Stored entries
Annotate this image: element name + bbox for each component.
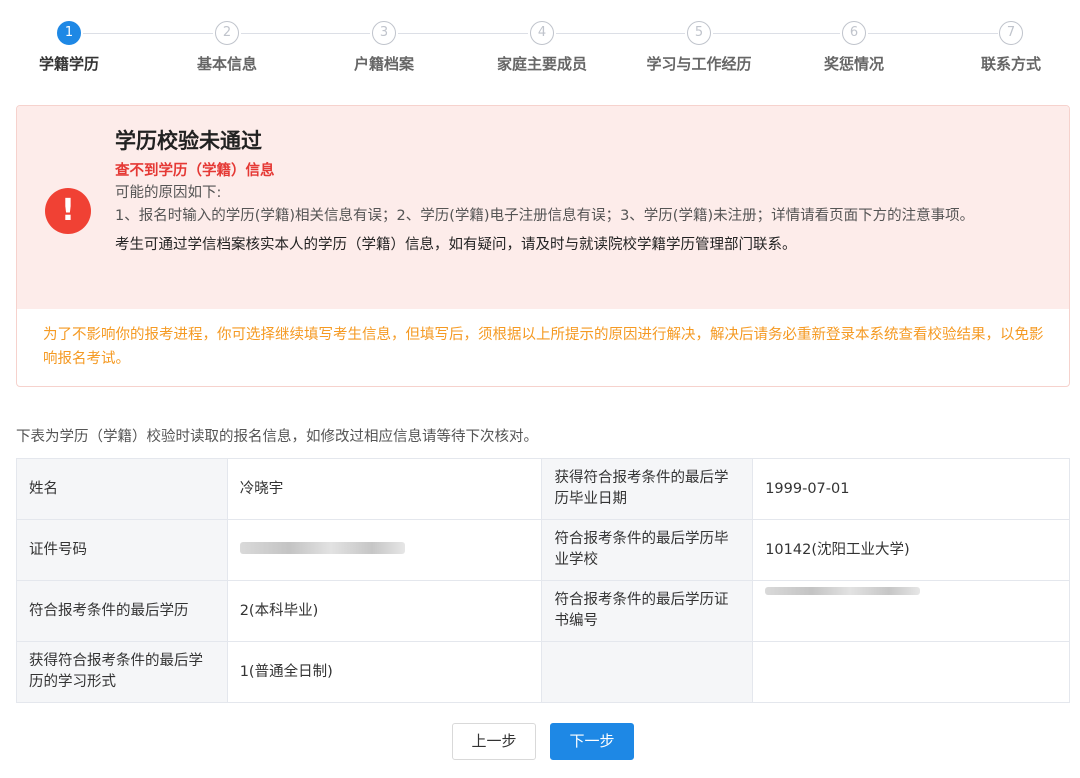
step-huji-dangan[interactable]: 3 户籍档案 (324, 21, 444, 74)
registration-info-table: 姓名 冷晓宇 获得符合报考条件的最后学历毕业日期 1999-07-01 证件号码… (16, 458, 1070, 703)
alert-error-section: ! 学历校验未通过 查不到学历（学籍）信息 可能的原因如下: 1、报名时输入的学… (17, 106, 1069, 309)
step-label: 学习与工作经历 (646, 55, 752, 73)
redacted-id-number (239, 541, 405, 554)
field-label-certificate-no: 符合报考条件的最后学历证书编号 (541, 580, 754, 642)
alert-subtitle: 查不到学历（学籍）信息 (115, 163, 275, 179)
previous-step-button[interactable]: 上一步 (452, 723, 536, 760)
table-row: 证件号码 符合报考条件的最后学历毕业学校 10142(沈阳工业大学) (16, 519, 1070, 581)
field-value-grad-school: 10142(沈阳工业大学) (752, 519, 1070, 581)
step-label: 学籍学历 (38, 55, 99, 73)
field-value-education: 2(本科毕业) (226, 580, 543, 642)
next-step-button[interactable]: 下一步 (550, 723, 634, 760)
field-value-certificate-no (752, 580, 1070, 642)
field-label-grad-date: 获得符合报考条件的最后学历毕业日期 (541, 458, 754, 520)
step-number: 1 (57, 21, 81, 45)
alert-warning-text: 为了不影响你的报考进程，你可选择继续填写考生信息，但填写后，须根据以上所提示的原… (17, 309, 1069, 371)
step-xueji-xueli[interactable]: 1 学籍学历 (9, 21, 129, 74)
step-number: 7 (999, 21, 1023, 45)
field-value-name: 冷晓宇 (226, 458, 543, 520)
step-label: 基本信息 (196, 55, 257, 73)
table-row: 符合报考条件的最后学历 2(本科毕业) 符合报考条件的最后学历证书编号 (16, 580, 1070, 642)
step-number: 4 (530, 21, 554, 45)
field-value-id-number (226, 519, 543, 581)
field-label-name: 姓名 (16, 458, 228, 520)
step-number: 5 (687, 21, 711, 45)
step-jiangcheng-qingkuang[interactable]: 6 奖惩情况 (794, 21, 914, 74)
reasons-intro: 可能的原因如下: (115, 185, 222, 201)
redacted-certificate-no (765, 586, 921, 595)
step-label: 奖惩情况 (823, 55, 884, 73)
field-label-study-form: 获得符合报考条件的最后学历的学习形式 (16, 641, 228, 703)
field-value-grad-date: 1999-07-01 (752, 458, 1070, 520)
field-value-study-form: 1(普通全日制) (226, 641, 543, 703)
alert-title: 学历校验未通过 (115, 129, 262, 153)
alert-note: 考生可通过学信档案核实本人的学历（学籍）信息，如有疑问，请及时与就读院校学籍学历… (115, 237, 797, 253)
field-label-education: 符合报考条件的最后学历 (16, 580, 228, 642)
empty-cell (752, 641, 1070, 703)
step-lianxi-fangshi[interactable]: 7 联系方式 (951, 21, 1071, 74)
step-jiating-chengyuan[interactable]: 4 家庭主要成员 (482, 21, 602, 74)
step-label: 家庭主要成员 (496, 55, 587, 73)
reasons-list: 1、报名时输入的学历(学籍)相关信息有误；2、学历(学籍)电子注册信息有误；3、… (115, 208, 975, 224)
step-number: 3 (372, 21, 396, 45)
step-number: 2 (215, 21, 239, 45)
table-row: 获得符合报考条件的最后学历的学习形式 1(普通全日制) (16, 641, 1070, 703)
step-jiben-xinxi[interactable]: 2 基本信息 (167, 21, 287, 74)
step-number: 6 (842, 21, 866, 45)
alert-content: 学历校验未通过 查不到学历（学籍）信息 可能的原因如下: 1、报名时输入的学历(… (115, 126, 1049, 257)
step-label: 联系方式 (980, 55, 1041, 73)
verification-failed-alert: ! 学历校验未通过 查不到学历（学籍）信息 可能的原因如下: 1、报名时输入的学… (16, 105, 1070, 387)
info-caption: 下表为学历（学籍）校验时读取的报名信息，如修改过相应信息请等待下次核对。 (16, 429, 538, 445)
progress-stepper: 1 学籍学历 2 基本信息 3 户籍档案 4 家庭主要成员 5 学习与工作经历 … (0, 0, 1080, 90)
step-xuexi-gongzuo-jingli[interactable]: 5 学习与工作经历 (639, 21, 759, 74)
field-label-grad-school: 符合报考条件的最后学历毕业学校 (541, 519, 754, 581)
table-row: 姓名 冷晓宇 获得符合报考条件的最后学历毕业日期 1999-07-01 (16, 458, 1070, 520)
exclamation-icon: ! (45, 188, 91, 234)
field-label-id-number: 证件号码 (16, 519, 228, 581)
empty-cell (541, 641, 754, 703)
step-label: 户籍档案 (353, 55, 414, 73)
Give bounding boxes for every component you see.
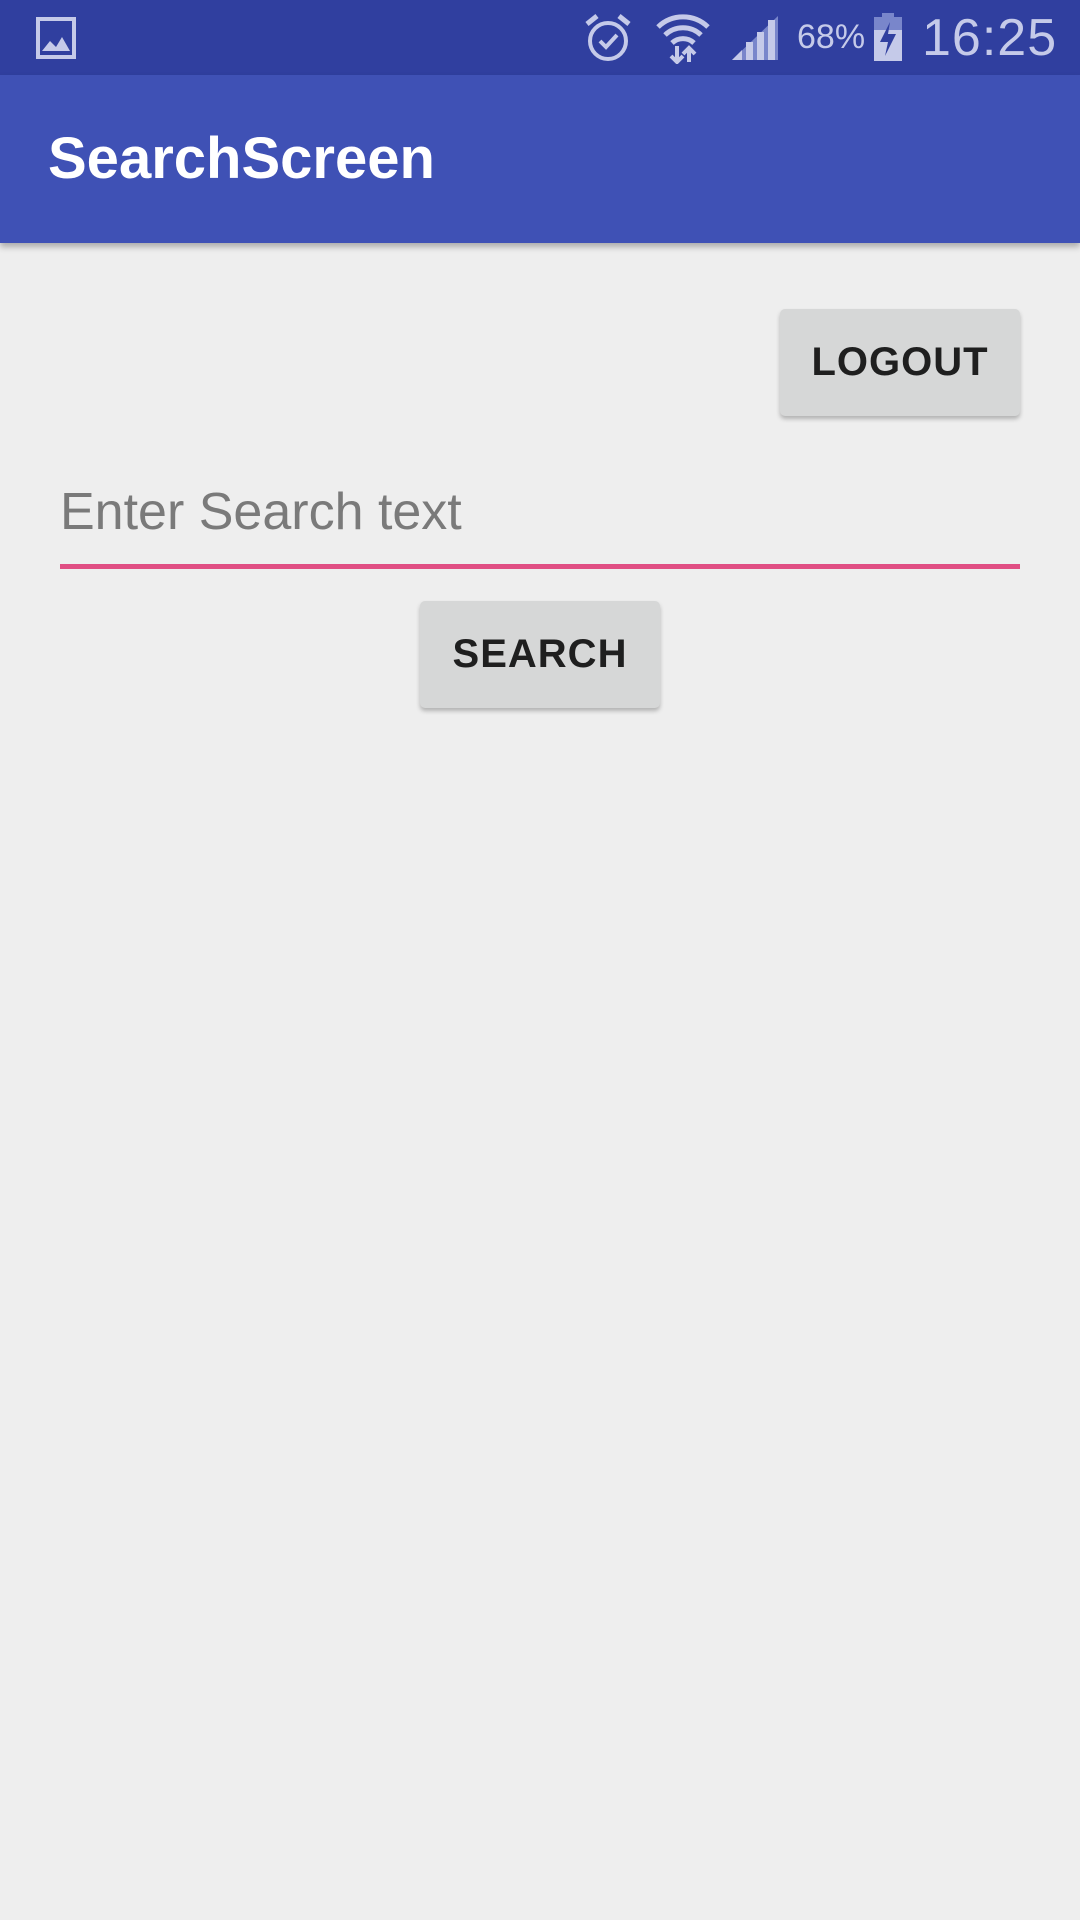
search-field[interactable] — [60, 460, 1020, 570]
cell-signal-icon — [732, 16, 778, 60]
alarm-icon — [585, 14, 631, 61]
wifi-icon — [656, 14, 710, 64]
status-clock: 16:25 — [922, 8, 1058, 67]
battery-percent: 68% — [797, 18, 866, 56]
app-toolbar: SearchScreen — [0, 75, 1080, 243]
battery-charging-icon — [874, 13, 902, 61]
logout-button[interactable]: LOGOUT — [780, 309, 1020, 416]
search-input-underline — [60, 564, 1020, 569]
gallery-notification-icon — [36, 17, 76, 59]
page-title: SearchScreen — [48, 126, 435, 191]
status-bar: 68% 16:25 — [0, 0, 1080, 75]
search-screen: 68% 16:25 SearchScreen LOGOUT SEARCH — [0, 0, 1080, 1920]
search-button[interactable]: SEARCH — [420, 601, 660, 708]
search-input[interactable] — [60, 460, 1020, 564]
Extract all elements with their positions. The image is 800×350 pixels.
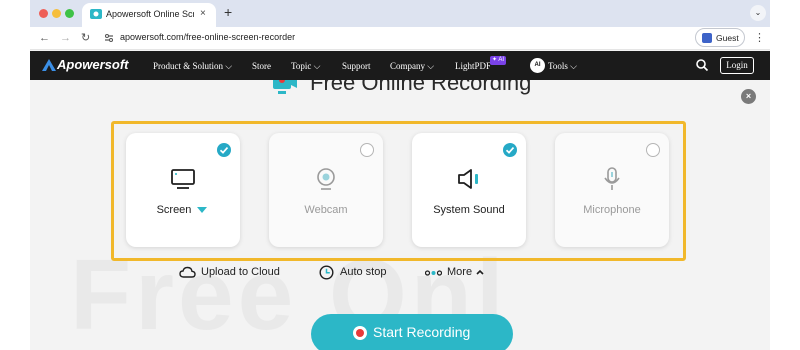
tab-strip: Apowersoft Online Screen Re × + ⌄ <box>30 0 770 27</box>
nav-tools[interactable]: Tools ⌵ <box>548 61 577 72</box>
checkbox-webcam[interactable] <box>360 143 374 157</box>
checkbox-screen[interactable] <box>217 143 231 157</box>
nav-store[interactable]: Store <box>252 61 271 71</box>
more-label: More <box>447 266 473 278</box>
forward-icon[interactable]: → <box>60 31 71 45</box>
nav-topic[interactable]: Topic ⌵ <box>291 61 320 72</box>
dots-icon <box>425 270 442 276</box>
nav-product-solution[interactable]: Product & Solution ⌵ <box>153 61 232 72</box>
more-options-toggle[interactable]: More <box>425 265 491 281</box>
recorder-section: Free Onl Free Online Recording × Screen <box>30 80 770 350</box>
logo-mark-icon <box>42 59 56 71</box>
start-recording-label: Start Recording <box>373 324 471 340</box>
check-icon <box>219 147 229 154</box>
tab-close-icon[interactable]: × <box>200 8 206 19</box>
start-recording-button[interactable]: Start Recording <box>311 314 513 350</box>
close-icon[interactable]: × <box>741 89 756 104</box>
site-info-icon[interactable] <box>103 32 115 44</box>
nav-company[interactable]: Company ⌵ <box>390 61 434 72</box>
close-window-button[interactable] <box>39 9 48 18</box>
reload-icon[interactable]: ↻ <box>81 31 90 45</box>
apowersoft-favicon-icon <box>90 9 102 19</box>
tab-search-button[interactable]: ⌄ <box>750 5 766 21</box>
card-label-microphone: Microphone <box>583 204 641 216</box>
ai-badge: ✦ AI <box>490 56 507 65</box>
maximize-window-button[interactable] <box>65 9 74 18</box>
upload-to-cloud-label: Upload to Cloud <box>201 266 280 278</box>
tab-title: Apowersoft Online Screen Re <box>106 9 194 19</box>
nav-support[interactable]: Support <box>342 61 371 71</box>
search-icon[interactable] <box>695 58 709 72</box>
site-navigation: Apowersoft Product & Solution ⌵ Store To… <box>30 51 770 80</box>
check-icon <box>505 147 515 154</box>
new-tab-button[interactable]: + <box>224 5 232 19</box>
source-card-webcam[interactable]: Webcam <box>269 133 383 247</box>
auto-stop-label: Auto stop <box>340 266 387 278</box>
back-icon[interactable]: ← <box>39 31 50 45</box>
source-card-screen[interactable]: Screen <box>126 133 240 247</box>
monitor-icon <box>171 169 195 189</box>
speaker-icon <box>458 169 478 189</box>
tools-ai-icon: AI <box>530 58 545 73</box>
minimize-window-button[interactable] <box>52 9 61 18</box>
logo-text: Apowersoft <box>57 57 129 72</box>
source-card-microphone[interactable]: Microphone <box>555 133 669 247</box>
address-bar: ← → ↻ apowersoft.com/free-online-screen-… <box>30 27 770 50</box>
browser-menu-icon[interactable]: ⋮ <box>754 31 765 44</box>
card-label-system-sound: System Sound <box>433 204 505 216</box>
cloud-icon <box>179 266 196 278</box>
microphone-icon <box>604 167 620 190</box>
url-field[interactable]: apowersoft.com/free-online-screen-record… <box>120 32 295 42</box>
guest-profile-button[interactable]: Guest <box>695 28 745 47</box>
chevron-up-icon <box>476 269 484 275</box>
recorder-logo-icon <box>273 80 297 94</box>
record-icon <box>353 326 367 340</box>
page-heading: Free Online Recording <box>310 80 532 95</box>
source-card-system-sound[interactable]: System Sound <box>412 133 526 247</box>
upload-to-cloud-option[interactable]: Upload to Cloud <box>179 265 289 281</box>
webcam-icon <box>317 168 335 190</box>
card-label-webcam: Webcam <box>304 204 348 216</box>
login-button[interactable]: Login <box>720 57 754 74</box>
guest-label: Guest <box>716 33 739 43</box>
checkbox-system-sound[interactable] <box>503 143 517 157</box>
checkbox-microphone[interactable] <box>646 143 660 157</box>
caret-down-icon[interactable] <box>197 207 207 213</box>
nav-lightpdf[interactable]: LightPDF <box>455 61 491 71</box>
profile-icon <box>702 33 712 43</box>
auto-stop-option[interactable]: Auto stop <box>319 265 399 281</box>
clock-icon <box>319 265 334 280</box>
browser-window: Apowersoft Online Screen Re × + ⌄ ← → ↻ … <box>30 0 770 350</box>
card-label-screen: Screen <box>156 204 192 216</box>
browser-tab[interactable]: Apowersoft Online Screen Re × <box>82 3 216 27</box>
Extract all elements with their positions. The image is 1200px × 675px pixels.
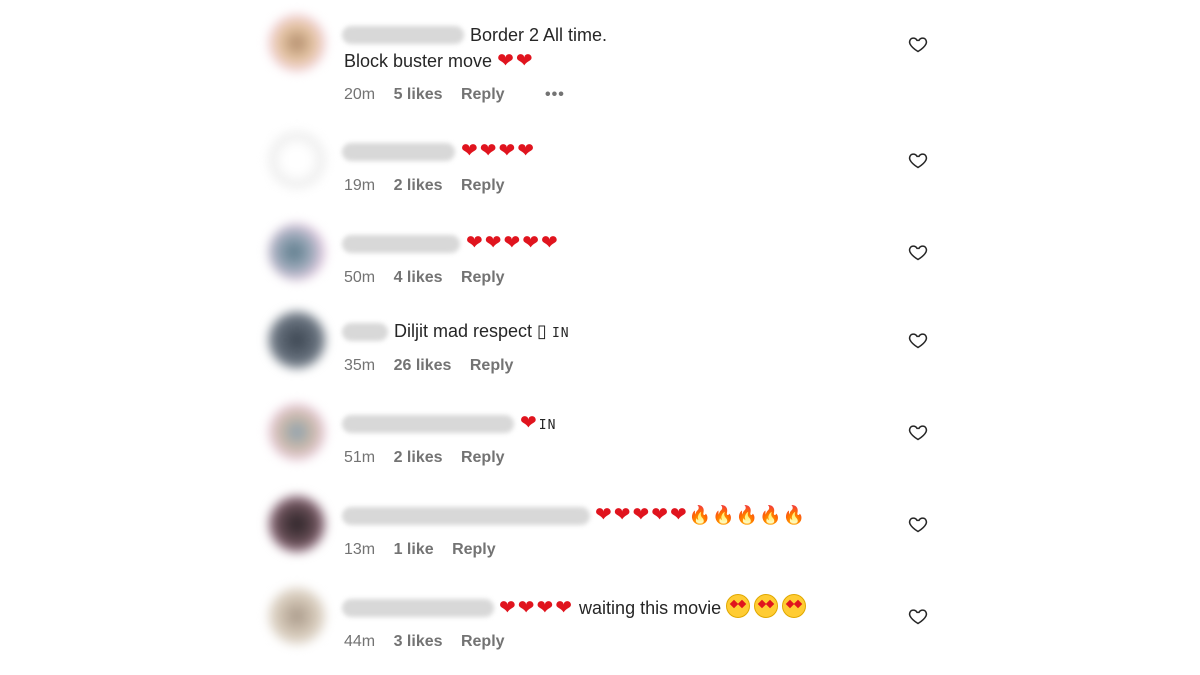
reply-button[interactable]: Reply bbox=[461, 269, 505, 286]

■ BRIEF:
Put the lines of the material above into a numbered list, leaving out any blank lines. Begin with the line containing "tab-strip: Apowersoft Online" and continue through the line containing "nav-store[interactable]: Store <box>252", including both.

■ SOLVED PROBLEM:
1. tab-strip: Apowersoft Online Screen Re × + ⌄ <box>30 0 770 27</box>
2. nav-tools[interactable]: Tools ⌵ <box>548 61 577 72</box>
3. checkbox-webcam[interactable] <box>360 143 374 157</box>
4. checkbox-screen[interactable] <box>217 143 231 157</box>
5. nav-store[interactable]: Store <box>252 61 271 71</box>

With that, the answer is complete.